Willow could produce 160,000 barrels of oil daily and about 600 million barrels over three decades. ConocoPhillips has not made a final decision to build the project, potentially a $6 billion endeavor. The project is undergoing additional environmental review under the Biden administration after a federal judge rejected permits approved by the former Trump administration.

The complaint says when Congress in 1980 authorized private leasing in the 23-million acre reserve, it wanted to keep leaseholders’ information confidential.

[Biden administration cites lackluster industry interest in canceling Cook Inlet oil and gas lease sale]

Without a judge’s order stopping it, the Alaska Oil and Gas Conservation Commission “will continue its unlawful attempt to publicly disclose (the well data) by seeking to enforce state laws and regulations in a manner that is expressly preempted by and conflicts with federal law, and impermissibly interferes with Congress’s important objectives,” the lawsuit says.

● **DATASET EXCERPTS**
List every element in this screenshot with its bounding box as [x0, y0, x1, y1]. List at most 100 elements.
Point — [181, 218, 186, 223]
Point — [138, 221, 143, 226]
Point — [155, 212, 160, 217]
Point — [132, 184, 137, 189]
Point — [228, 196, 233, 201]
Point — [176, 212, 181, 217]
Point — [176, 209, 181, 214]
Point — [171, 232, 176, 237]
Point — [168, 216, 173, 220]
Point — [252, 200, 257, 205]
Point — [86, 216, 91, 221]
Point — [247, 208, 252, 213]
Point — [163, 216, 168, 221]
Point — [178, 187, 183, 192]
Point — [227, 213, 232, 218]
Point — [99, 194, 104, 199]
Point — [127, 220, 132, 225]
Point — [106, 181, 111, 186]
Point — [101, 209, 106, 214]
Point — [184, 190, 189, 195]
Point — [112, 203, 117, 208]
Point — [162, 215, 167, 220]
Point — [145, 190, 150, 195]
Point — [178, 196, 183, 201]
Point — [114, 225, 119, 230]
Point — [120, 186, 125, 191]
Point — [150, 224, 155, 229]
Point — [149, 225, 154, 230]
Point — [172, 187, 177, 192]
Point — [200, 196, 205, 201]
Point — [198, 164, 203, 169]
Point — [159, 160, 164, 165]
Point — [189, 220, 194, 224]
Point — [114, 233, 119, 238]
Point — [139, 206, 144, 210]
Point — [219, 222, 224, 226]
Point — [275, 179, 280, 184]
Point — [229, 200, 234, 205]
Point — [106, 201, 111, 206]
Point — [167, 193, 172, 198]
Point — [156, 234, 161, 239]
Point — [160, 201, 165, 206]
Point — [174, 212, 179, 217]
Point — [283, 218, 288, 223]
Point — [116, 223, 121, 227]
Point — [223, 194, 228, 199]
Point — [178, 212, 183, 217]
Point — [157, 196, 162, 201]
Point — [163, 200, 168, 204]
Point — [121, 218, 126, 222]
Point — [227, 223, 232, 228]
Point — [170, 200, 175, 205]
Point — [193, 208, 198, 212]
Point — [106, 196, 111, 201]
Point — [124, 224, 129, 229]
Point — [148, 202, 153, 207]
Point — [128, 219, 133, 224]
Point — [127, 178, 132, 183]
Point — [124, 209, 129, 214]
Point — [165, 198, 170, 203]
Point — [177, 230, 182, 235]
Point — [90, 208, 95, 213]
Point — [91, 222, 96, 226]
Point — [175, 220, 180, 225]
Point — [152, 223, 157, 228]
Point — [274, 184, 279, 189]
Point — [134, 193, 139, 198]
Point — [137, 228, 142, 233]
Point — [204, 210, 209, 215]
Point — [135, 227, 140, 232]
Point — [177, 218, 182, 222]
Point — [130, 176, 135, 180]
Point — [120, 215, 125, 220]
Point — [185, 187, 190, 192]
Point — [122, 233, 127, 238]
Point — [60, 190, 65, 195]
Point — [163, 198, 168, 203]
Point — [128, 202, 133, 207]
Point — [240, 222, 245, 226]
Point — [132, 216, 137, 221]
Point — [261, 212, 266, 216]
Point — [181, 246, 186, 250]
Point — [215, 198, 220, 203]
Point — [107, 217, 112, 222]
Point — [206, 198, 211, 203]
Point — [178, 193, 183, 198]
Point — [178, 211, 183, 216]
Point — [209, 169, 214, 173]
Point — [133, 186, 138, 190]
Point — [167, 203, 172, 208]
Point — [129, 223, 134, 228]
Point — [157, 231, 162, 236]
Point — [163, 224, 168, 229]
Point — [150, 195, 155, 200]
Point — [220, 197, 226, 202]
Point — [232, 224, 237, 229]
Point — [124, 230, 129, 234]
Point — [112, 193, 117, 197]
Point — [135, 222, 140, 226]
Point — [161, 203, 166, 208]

● **WHAT THIS EXERCISE ASKS**
1. According to the excerpt about the Willow oil project, how many barrels of oil could Willow produce daily?
2. Extend the excerpt about the Willow project and the well-data lawsuit, picking up right after its final sentence.

● **ANSWER SECTION**
1. 160,000 barrels

2.
Rebecca Boys, a spokeswoman with ConocoPhillips, said the question of confidentiality involving federal leases is a matter of federal law for federal courts to decide.

Dan Seamount, a member of the commission, said the agency would not comment while the matter is in litigation.

ConocoPhillips’ bid to keep the information confidential echoes the successful efforts by different companies decades earlier to protect the confidentiality of data associated with the only well drilled in the Arctic National Wildlife Refuge, another large tract of federal land on Alaska’s North Slope.

The results of that so-called KIC-1 well, drilled in the mid-1980s, were provided to the Alaska oil and gas commission. But BP Alaska, Chevron and Arctic Slope Regional Corp., an Alaska Native corporation, fought in state court to keep the information from being publicly released.

In 1992, the companies reached a settlement with the state that allowed limited disclosure to key officials within the Alaska Department of Natural Resources, primarily experts in the oil and gas division. The findings of that well have been a closely guarded secret ever since, although a New York Times investigation in 2019 suggested the results weren’t promising.

The state oil and gas commission is also investigating a recent ConocoPhillips gas leak on the North Slope.